Data listing:
******

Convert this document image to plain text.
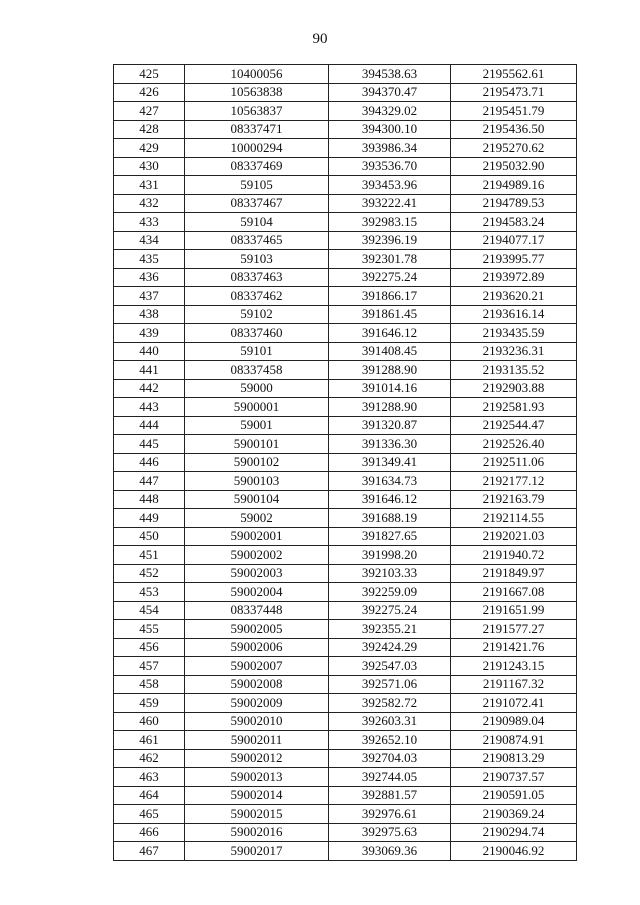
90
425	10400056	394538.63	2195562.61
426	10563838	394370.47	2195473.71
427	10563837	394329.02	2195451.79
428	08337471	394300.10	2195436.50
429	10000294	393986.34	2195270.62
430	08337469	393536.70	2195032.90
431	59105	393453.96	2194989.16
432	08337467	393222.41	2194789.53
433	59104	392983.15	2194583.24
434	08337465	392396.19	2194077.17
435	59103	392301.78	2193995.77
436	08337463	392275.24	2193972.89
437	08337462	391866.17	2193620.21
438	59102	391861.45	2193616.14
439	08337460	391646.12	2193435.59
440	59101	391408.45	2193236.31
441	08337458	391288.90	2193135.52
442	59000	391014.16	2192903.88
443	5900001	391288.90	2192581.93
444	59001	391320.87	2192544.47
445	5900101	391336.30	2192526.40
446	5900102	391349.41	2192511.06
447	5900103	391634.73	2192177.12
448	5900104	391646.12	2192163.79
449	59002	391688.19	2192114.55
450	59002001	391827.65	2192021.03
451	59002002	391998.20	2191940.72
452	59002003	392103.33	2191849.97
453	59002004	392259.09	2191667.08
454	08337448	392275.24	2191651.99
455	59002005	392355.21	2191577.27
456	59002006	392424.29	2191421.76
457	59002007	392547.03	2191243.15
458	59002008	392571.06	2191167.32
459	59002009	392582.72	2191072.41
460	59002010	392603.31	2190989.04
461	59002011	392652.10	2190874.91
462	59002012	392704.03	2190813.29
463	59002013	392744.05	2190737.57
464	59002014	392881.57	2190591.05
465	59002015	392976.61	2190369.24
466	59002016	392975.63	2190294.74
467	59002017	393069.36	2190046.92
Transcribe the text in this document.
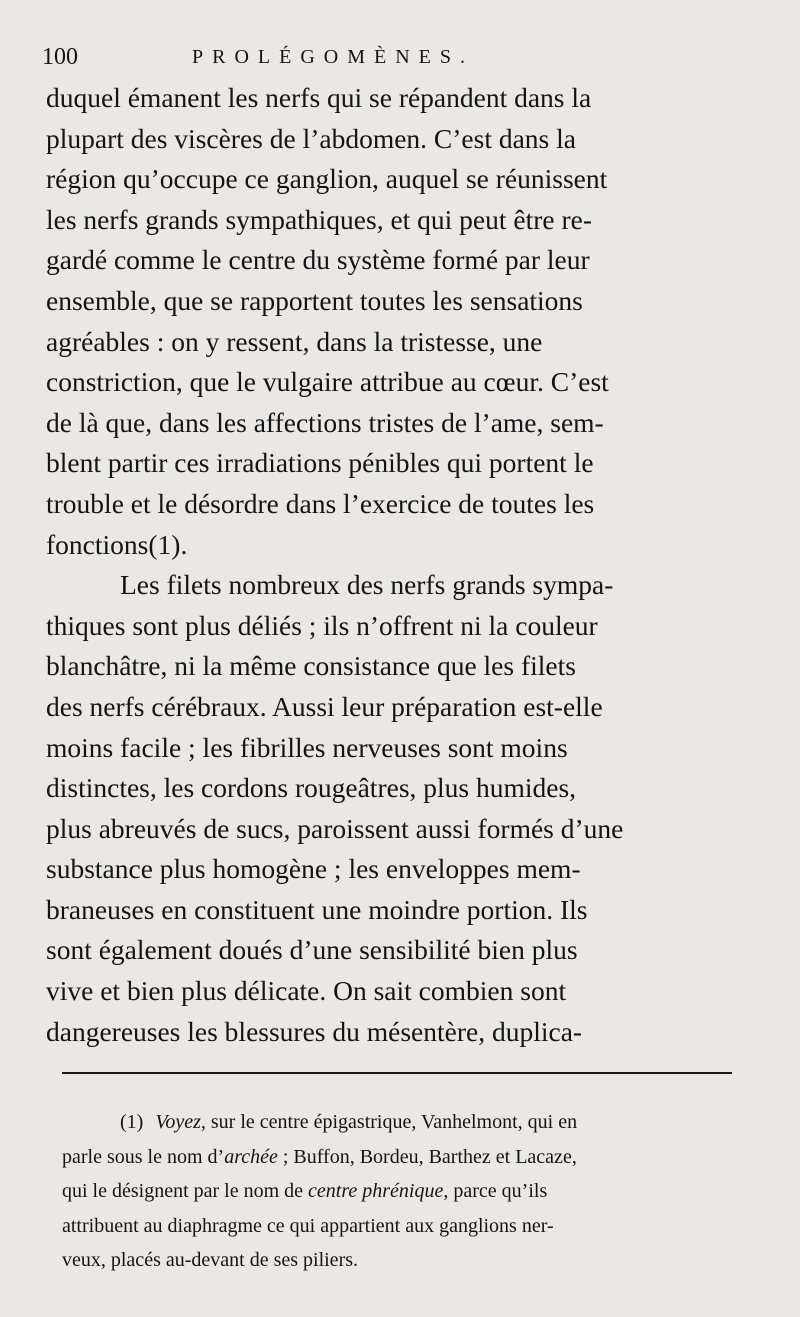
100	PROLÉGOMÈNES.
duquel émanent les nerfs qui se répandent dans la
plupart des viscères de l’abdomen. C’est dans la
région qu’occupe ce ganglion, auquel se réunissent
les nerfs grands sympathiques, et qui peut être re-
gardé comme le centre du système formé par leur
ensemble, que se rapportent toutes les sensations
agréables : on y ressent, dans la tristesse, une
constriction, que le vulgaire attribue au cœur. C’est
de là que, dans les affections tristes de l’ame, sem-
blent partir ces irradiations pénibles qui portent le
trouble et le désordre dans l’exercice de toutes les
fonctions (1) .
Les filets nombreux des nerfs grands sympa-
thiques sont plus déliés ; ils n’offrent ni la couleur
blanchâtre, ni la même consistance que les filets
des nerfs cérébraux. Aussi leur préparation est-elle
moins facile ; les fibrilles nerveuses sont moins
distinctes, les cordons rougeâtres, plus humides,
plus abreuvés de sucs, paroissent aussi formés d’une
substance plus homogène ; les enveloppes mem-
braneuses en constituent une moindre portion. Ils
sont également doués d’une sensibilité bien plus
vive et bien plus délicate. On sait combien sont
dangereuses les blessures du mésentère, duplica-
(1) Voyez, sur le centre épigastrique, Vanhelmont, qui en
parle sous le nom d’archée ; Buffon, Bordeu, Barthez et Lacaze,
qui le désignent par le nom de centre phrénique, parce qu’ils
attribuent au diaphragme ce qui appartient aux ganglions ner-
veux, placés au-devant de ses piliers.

******

Written instruction ▸ Leaving out every picture, copy exactly the lines from the one that contains "Transcribe the text in this document." through the end of the entries above.

Output ▸
Transcribe the text in this document.
100	PROLÉGOMÈNES.
duquel émanent les nerfs qui se répandent dans la
plupart des viscères de l’abdomen. C’est dans la
région qu’occupe ce ganglion, auquel se réunissent
les nerfs grands sympathiques, et qui peut être re-
gardé comme le centre du système formé par leur
ensemble, que se rapportent toutes les sensations
agréables : on y ressent, dans la tristesse, une
constriction, que le vulgaire attribue au cœur. C’est
de là que, dans les affections tristes de l’ame, sem-
blent partir ces irradiations pénibles qui portent le
trouble et le désordre dans l’exercice de toutes les
fonctions (1) .
Les filets nombreux des nerfs grands sympa-
thiques sont plus déliés ; ils n’offrent ni la couleur
blanchâtre, ni la même consistance que les filets
des nerfs cérébraux. Aussi leur préparation est-elle
moins facile ; les fibrilles nerveuses sont moins
distinctes, les cordons rougeâtres, plus humides,
plus abreuvés de sucs, paroissent aussi formés d’une
substance plus homogène ; les enveloppes mem-
braneuses en constituent une moindre portion. Ils
sont également doués d’une sensibilité bien plus
vive et bien plus délicate. On sait combien sont
dangereuses les blessures du mésentère, duplica-
(1) Voyez, sur le centre épigastrique, Vanhelmont, qui en
parle sous le nom d’archée ; Buffon, Bordeu, Barthez et Lacaze,
qui le désignent par le nom de centre phrénique, parce qu’ils
attribuent au diaphragme ce qui appartient aux ganglions ner-
veux, placés au-devant de ses piliers.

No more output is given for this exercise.